WORK TO DO:
Copy out each line in the material below that has the word "Бразил".

────────────────────

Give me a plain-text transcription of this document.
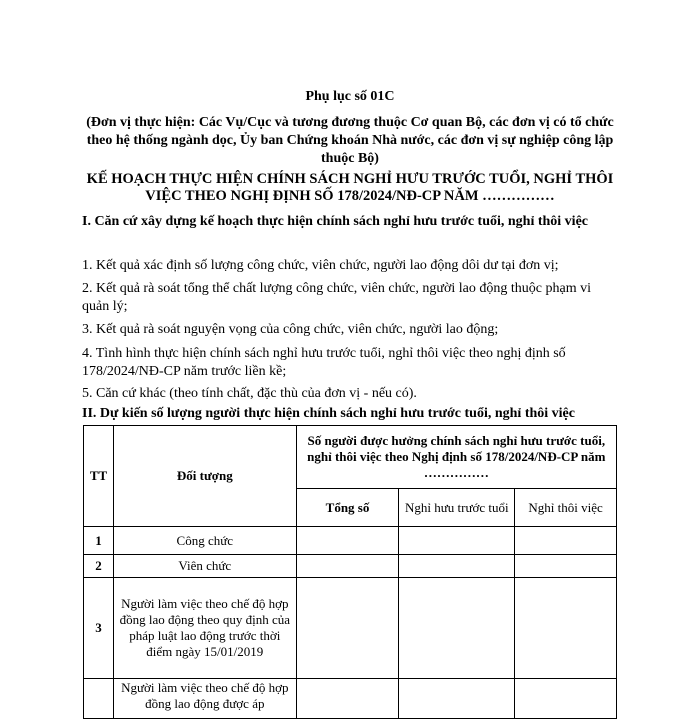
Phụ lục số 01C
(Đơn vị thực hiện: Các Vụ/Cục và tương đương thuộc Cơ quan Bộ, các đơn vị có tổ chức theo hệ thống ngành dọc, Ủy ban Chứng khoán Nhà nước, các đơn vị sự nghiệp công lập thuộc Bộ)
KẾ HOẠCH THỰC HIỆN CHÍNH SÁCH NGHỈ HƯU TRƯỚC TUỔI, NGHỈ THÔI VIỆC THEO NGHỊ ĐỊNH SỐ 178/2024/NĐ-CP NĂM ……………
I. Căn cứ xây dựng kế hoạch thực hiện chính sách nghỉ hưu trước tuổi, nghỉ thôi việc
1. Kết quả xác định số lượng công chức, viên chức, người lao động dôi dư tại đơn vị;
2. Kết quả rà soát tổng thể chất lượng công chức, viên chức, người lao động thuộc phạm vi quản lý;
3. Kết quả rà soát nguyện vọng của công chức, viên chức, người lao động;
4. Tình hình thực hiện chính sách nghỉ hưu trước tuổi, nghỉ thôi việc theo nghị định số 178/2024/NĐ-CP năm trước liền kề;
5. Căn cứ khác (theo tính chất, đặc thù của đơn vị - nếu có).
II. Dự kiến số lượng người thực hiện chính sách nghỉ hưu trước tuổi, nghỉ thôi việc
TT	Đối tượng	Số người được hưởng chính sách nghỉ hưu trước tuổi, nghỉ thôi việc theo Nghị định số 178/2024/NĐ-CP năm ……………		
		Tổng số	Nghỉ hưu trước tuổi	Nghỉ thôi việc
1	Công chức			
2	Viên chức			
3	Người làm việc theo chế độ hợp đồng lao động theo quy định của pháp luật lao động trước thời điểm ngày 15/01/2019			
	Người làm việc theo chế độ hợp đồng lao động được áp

────────────────────

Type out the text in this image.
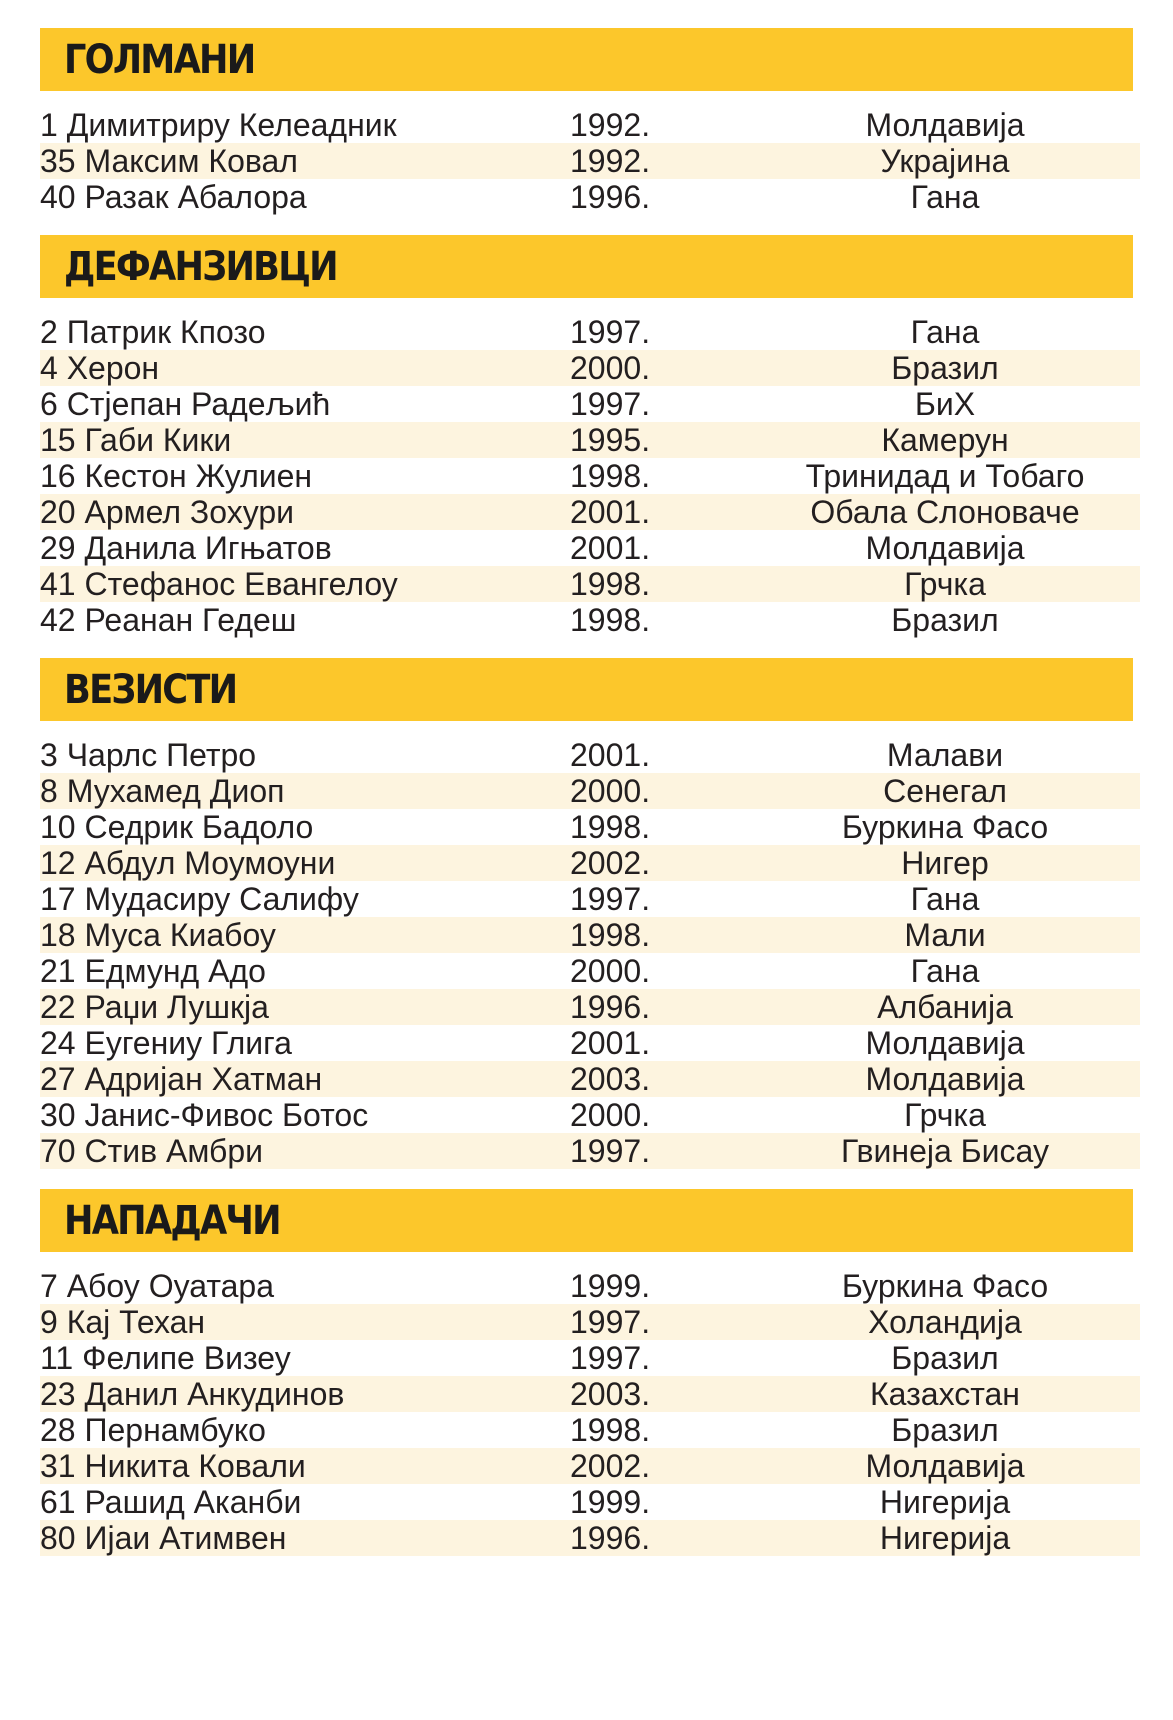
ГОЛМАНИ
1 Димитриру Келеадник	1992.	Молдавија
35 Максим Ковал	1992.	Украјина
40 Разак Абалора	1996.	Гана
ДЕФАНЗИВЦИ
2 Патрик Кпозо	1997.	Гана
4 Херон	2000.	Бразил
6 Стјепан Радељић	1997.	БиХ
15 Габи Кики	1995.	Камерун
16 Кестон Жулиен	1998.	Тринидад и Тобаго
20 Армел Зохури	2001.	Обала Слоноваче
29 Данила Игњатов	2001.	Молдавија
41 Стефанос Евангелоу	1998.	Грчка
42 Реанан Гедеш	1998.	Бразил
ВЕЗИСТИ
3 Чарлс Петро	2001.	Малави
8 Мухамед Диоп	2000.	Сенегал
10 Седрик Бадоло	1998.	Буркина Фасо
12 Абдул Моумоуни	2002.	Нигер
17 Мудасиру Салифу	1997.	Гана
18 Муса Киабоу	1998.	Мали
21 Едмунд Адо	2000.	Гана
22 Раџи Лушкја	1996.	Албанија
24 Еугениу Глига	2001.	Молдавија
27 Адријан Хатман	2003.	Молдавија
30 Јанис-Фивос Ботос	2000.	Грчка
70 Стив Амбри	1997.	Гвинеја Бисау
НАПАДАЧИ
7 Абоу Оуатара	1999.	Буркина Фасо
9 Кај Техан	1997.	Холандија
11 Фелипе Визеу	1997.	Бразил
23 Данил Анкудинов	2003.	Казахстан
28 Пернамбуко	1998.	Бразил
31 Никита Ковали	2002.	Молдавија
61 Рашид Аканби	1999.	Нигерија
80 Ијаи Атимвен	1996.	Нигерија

────────────────────

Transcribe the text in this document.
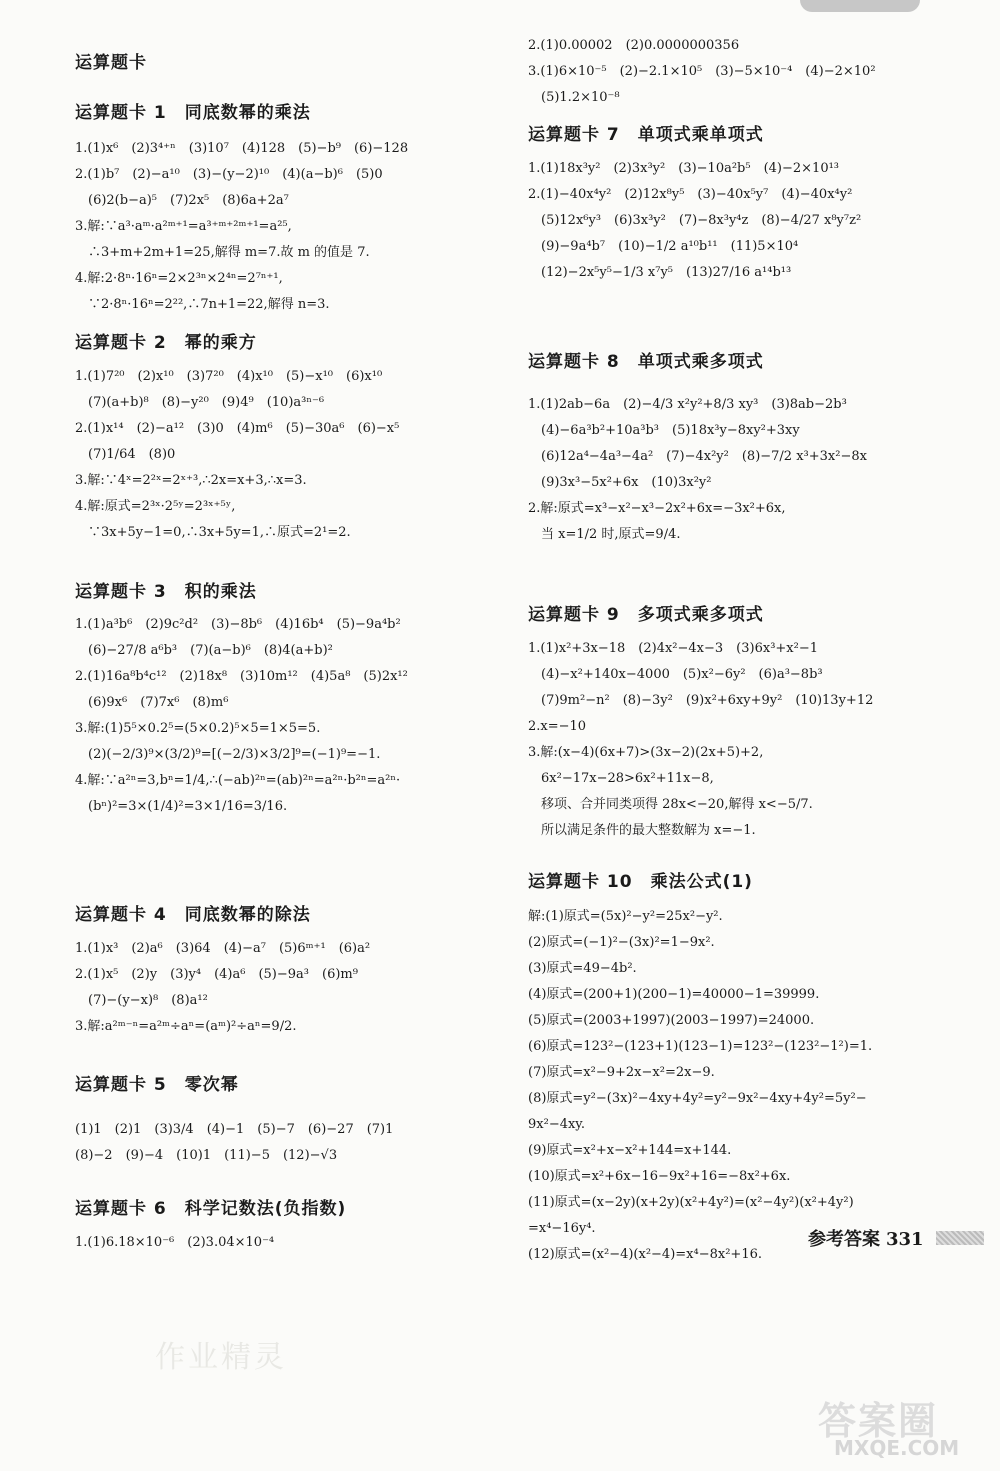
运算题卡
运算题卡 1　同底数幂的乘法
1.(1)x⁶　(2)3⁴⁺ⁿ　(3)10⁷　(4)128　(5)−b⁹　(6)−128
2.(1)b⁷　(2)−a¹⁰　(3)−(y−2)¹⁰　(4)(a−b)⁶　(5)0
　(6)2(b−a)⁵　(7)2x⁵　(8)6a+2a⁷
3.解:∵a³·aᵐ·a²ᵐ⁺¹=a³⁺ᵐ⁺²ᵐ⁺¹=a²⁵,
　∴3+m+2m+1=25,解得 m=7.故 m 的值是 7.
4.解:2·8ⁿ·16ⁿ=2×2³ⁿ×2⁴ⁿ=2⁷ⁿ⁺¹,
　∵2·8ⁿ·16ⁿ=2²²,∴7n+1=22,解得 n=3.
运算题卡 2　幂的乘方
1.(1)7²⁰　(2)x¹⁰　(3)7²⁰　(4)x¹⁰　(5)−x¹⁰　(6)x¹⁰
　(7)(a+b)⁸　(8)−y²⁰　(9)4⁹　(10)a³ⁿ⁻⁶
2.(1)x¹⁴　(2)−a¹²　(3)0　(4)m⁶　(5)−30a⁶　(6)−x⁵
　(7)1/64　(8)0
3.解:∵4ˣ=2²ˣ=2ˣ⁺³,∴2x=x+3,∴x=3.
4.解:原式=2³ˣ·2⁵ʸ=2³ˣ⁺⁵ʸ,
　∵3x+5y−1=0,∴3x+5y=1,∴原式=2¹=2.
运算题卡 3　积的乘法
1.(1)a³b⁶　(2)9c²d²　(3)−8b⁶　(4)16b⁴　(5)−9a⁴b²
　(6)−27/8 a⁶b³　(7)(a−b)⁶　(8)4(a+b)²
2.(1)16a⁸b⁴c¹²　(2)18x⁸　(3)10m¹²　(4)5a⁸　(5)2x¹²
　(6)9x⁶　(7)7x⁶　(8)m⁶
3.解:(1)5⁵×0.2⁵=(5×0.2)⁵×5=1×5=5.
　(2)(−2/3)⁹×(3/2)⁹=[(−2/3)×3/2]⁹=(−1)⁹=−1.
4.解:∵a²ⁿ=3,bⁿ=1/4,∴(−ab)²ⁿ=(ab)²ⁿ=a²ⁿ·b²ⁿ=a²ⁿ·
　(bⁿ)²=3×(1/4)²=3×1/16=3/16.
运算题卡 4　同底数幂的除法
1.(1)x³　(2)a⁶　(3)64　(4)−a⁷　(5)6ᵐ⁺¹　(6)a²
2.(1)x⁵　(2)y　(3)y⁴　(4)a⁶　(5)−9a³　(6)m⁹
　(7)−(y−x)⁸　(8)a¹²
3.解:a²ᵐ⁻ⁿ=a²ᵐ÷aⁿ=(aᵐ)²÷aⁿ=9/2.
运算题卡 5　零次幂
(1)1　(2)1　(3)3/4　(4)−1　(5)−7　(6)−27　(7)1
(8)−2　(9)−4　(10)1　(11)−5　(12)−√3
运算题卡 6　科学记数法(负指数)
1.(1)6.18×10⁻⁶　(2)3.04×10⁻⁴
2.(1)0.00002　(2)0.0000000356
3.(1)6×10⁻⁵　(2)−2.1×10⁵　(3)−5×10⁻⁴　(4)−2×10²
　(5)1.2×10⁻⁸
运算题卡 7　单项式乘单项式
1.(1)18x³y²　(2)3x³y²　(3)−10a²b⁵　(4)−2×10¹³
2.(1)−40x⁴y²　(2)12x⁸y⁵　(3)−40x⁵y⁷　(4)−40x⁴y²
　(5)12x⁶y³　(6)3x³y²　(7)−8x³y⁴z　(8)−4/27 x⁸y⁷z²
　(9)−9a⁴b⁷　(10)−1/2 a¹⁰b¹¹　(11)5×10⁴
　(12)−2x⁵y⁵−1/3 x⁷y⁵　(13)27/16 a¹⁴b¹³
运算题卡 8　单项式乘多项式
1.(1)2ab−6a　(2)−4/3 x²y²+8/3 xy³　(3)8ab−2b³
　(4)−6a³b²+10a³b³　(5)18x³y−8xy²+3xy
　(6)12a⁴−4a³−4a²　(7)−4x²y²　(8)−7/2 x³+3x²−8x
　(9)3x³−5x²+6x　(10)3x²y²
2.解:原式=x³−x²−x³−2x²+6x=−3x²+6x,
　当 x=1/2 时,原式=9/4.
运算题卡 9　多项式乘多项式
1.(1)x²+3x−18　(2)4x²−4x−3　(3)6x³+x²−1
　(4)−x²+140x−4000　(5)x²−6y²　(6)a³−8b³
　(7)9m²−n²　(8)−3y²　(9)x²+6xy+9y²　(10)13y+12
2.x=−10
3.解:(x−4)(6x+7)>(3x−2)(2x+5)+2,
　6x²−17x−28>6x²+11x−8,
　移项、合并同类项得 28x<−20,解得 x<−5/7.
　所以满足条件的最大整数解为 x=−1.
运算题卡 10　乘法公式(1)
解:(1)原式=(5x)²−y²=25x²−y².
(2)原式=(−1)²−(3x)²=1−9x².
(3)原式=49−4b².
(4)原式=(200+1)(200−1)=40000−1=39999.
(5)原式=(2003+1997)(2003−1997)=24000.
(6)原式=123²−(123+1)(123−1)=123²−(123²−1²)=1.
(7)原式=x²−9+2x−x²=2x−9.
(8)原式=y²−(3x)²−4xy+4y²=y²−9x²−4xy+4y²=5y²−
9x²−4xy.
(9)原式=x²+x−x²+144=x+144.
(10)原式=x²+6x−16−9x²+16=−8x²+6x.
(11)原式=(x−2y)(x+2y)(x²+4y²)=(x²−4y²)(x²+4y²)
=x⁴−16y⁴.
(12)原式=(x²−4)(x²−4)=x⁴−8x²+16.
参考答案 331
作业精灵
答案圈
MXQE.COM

────────────────────

THE RESPONSE:
4 Херон	2000.	Бразил
42 Реанан Гедеш	1998.	Бразил
11 Фелипе Визеу	1997.	Бразил
28 Пернамбуко	1998.	Бразил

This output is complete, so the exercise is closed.